_Data for this task_.
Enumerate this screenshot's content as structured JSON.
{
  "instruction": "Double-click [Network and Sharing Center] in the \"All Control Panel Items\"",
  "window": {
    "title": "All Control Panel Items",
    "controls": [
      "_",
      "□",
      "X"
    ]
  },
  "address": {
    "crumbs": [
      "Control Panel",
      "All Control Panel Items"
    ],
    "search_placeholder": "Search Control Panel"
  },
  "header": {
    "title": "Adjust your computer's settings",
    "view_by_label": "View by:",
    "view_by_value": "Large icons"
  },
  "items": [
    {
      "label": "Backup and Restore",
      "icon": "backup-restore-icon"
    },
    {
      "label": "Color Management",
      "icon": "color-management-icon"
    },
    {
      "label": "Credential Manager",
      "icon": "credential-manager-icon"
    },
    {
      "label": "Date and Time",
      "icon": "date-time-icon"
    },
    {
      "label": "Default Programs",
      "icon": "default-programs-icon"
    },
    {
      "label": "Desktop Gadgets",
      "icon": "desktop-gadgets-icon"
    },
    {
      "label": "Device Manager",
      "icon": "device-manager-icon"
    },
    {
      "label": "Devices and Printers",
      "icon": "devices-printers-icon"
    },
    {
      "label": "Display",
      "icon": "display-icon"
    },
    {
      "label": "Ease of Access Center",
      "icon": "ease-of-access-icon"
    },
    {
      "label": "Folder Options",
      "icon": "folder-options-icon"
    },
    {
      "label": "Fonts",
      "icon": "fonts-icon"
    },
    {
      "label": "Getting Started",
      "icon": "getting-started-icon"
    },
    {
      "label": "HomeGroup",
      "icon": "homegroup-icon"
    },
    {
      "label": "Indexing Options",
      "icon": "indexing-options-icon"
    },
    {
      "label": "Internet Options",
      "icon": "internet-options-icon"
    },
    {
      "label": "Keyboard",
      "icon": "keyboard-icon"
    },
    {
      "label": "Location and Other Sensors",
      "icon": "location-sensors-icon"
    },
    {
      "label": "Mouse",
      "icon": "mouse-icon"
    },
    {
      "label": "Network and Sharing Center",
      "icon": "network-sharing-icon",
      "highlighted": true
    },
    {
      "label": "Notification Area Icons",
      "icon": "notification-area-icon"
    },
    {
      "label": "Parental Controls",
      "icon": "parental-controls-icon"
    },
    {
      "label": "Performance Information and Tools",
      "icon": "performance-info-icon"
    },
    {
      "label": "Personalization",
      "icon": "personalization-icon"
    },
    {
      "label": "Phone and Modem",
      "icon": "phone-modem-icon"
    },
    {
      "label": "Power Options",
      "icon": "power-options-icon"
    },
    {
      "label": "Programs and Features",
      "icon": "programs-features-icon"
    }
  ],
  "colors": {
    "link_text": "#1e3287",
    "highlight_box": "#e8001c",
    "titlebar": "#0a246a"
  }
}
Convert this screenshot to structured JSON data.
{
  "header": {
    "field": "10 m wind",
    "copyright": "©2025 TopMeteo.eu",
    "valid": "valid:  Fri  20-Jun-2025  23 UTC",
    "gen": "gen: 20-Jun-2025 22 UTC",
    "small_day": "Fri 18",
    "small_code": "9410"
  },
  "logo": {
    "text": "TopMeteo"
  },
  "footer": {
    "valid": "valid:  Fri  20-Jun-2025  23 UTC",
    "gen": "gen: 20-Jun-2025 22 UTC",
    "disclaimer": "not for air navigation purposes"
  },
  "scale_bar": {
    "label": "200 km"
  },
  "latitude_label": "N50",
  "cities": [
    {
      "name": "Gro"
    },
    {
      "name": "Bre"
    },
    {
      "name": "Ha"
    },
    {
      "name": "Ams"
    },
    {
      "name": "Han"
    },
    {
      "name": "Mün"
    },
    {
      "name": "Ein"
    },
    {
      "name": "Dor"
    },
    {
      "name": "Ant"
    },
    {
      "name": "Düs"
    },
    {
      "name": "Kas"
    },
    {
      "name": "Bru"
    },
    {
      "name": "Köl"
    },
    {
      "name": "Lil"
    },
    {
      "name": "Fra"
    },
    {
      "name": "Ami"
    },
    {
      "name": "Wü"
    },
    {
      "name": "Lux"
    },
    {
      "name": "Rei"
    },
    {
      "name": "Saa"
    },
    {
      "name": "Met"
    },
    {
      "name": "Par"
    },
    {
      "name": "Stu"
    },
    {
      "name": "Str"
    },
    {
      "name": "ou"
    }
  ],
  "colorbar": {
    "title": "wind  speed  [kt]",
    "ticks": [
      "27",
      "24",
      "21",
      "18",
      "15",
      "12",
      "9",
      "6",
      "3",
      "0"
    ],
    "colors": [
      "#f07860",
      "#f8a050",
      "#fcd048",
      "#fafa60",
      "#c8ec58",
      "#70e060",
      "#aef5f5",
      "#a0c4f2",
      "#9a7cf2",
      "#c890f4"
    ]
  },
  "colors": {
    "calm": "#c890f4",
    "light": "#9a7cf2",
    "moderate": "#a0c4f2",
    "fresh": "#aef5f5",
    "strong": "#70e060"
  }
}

_Problem to work on_. Retype the entries one by one, exactly.

_The result_.
Enumerate this screenshot's content as structured JSON.
{
  "instruction": "Double-click [Network and Sharing Center] in the \"All Control Panel Items\"",
  "window": {
    "title": "All Control Panel Items",
    "controls": [
      "_",
      "□",
      "X"
    ]
  },
  "address": {
    "crumbs": [
      "Control Panel",
      "All Control Panel Items"
    ],
    "search_placeholder": "Search Control Panel"
  },
  "header": {
    "title": "Adjust your computer's settings",
    "view_by_label": "View by:",
    "view_by_value": "Large icons"
  },
  "items": [
    {
      "label": "Backup and Restore",
      "icon": "backup-restore-icon"
    },
    {
      "label": "Color Management",
      "icon": "color-management-icon"
    },
    {
      "label": "Credential Manager",
      "icon": "credential-manager-icon"
    },
    {
      "label": "Date and Time",
      "icon": "date-time-icon"
    },
    {
      "label": "Default Programs",
      "icon": "default-programs-icon"
    },
    {
      "label": "Desktop Gadgets",
      "icon": "desktop-gadgets-icon"
    },
    {
      "label": "Device Manager",
      "icon": "device-manager-icon"
    },
    {
      "label": "Devices and Printers",
      "icon": "devices-printers-icon"
    },
    {
      "label": "Display",
      "icon": "display-icon"
    },
    {
      "label": "Ease of Access Center",
      "icon": "ease-of-access-icon"
    },
    {
      "label": "Folder Options",
      "icon": "folder-options-icon"
    },
    {
      "label": "Fonts",
      "icon": "fonts-icon"
    },
    {
      "label": "Getting Started",
      "icon": "getting-started-icon"
    },
    {
      "label": "HomeGroup",
      "icon": "homegroup-icon"
    },
    {
      "label": "Indexing Options",
      "icon": "indexing-options-icon"
    },
    {
      "label": "Internet Options",
      "icon": "internet-options-icon"
    },
    {
      "label": "Keyboard",
      "icon": "keyboard-icon"
    },
    {
      "label": "Location and Other Sensors",
      "icon": "location-sensors-icon"
    },
    {
      "label": "Mouse",
      "icon": "mouse-icon"
    },
    {
      "label": "Network and Sharing Center",
      "icon": "network-sharing-icon",
      "highlighted": true
    },
    {
      "label": "Notification Area Icons",
      "icon": "notification-area-icon"
    },
    {
      "label": "Parental Controls",
      "icon": "parental-controls-icon"
    },
    {
      "label": "Performance Information and Tools",
      "icon": "performance-info-icon"
    },
    {
      "label": "Personalization",
      "icon": "personalization-icon"
    },
    {
      "label": "Phone and Modem",
      "icon": "phone-modem-icon"
    },
    {
      "label": "Power Options",
      "icon": "power-options-icon"
    },
    {
      "label": "Programs and Features",
      "icon": "programs-features-icon"
    }
  ],
  "colors": {
    "link_text": "#1e3287",
    "highlight_box": "#e8001c",
    "titlebar": "#0a246a"
  }
}
Convert this screenshot to structured JSON data.
{
  "header": {
    "field": "10 m wind",
    "copyright": "©2025 TopMeteo.eu",
    "valid": "valid:  Fri  20-Jun-2025  23 UTC",
    "gen": "gen: 20-Jun-2025 22 UTC",
    "small_day": "Fri 18",
    "small_code": "9410"
  },
  "logo": {
    "text": "TopMeteo"
  },
  "footer": {
    "valid": "valid:  Fri  20-Jun-2025  23 UTC",
    "gen": "gen: 20-Jun-2025 22 UTC",
    "disclaimer": "not for air navigation purposes"
  },
  "scale_bar": {
    "label": "200 km"
  },
  "latitude_label": "N50",
  "cities": [
    {
      "name": "Gro"
    },
    {
      "name": "Bre"
    },
    {
      "name": "Ha"
    },
    {
      "name": "Ams"
    },
    {
      "name": "Han"
    },
    {
      "name": "Mün"
    },
    {
      "name": "Ein"
    },
    {
      "name": "Dor"
    },
    {
      "name": "Ant"
    },
    {
      "name": "Düs"
    },
    {
      "name": "Kas"
    },
    {
      "name": "Bru"
    },
    {
      "name": "Köl"
    },
    {
      "name": "Lil"
    },
    {
      "name": "Fra"
    },
    {
      "name": "Ami"
    },
    {
      "name": "Wü"
    },
    {
      "name": "Lux"
    },
    {
      "name": "Rei"
    },
    {
      "name": "Saa"
    },
    {
      "name": "Met"
    },
    {
      "name": "Par"
    },
    {
      "name": "Stu"
    },
    {
      "name": "Str"
    },
    {
      "name": "ou"
    }
  ],
  "colorbar": {
    "title": "wind  speed  [kt]",
    "ticks": [
      "27",
      "24",
      "21",
      "18",
      "15",
      "12",
      "9",
      "6",
      "3",
      "0"
    ],
    "colors": [
      "#f07860",
      "#f8a050",
      "#fcd048",
      "#fafa60",
      "#c8ec58",
      "#70e060",
      "#aef5f5",
      "#a0c4f2",
      "#9a7cf2",
      "#c890f4"
    ]
  },
  "colors": {
    "calm": "#c890f4",
    "light": "#9a7cf2",
    "moderate": "#a0c4f2",
    "fresh": "#aef5f5",
    "strong": "#70e060"
  }
}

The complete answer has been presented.